- _DOCUMENT SEGMENT_

Niall Dermot Andrews (19 August 1937 – 16 October 2006) was an Irish politician. He served as a Teachta Dála (TD) and Member of the European Parliament (MEP) for the Fianna Fáil party.

Andrews was born in Dublin. He was educated at Synge Street CBS and Presentation College, Bray. Andrews came from a very strong republican family. His father, Todd Andrews, served in the War of Independence and the Irish Civil War for the anti-treaty side. Todd Andrews was also a founder-member of Fianna Fáil in 1926. Niall Andrews's mother, Mary Coyle, was a prominent member of Cumann na mBan.

Before entering politics he worked in RTÉ as a Programme Executive. Andrews was first elected to Dáil Éireann at the 1977 general election for the Dublin County South constituency and later for the Dublin South constituency. He held his seat at each subsequent election until he decided not to contest the 1987 general election. He had been elected to the European Parliament in 1984 for the Dublin constituency and decided to concentrate on European politics instead of domestic. He remained an MEP until his retirement in 2004. He was Minister of State at the Department of the Environment with responsibility for Urban Renewal from October to December 1982.

- _MATERIAL SHOWN_
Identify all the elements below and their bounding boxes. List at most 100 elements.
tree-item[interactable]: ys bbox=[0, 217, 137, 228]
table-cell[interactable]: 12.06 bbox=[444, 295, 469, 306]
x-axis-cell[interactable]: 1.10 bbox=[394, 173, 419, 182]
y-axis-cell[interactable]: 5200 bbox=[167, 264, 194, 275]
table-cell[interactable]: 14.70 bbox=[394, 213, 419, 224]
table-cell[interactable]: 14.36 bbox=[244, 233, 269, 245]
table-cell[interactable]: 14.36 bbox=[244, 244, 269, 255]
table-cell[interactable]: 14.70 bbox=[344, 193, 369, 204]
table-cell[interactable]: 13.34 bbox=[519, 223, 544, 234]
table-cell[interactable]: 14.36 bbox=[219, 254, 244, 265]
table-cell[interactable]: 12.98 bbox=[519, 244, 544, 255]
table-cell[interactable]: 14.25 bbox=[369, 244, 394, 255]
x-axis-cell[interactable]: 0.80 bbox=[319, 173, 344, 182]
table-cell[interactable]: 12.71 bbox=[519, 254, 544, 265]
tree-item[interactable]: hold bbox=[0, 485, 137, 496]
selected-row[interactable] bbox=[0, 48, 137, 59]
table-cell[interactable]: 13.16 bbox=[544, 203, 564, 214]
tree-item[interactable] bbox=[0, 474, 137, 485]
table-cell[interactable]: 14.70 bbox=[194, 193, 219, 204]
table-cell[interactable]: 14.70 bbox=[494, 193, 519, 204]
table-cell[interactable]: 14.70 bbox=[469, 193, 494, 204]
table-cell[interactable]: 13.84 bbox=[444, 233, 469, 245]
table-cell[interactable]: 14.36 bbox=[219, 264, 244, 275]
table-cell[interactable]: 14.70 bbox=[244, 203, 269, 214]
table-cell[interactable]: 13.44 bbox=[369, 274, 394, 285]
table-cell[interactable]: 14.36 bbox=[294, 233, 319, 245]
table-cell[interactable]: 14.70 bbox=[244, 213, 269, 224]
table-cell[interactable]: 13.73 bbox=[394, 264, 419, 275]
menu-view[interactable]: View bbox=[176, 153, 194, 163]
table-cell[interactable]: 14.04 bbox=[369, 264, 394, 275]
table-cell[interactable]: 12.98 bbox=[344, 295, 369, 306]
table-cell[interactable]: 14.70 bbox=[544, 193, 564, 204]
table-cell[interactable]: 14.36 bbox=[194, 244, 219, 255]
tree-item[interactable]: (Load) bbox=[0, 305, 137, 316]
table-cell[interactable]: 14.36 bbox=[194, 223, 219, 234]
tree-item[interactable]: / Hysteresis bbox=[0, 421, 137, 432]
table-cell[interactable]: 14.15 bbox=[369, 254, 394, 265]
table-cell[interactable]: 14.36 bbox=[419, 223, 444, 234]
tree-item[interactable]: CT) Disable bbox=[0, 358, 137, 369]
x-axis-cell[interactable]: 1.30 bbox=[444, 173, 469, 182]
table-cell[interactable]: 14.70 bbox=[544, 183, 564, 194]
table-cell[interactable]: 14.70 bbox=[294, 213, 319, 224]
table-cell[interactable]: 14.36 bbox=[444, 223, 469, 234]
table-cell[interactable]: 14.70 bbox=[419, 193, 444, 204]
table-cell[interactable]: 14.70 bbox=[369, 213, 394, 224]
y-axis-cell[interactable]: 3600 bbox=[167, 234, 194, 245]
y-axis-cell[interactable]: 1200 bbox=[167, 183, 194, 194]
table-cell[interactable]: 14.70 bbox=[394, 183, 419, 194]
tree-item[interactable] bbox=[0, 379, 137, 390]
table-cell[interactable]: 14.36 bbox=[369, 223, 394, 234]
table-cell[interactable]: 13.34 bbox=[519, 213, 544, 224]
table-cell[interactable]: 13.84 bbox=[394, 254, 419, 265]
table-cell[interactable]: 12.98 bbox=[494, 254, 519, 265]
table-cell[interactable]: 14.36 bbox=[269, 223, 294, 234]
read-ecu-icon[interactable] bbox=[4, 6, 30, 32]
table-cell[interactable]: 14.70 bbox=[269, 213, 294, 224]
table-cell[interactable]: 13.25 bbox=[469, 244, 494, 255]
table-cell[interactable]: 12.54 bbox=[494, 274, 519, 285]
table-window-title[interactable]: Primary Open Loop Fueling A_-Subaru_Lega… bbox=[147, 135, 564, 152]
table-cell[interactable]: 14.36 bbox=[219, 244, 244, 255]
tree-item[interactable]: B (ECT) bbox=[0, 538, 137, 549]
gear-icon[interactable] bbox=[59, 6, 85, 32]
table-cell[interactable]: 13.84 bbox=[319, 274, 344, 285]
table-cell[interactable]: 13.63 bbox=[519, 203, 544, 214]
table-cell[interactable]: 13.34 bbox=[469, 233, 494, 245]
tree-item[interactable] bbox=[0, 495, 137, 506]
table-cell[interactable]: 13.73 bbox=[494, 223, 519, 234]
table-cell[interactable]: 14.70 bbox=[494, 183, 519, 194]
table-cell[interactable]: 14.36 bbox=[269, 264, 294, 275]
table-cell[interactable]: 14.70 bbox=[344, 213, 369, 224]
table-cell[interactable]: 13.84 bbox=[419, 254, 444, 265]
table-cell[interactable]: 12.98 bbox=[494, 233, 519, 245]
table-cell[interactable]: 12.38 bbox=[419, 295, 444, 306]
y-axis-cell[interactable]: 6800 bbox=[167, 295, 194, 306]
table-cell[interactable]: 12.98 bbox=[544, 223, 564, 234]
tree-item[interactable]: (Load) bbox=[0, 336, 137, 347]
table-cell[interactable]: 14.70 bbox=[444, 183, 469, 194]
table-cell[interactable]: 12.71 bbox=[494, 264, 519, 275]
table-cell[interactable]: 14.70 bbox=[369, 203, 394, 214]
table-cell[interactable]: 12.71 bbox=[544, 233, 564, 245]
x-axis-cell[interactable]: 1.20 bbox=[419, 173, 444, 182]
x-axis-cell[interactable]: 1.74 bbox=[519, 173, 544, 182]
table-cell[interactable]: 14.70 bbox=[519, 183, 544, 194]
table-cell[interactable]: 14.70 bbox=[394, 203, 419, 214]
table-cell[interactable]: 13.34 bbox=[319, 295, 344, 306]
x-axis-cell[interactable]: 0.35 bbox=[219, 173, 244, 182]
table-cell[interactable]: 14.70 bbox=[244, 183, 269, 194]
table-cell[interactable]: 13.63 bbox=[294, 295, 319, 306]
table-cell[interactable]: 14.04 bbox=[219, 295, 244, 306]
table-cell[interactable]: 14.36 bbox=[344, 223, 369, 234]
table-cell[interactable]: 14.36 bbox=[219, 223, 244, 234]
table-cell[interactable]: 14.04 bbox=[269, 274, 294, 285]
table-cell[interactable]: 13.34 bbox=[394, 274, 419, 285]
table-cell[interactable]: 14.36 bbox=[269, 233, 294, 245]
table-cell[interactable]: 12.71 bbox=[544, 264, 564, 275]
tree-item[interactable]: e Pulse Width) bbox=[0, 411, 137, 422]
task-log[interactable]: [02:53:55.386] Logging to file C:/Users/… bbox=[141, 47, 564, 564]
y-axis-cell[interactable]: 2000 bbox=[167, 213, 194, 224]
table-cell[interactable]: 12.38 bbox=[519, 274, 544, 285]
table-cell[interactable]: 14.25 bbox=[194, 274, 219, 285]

- _TASK STATEMENT_
Duplicate the part of the Niall Andrews text starting with "Niall Dermot Andrews" and going on through "Fianna Fáil party.".

- _RESULT OF THE EXERCISE_
Niall Dermot Andrews (19 August 1937 – 16 October 2006) was an Irish politician. He served as a Teachta Dála (TD) and Member of the European Parliament (MEP) for the Fianna Fáil party.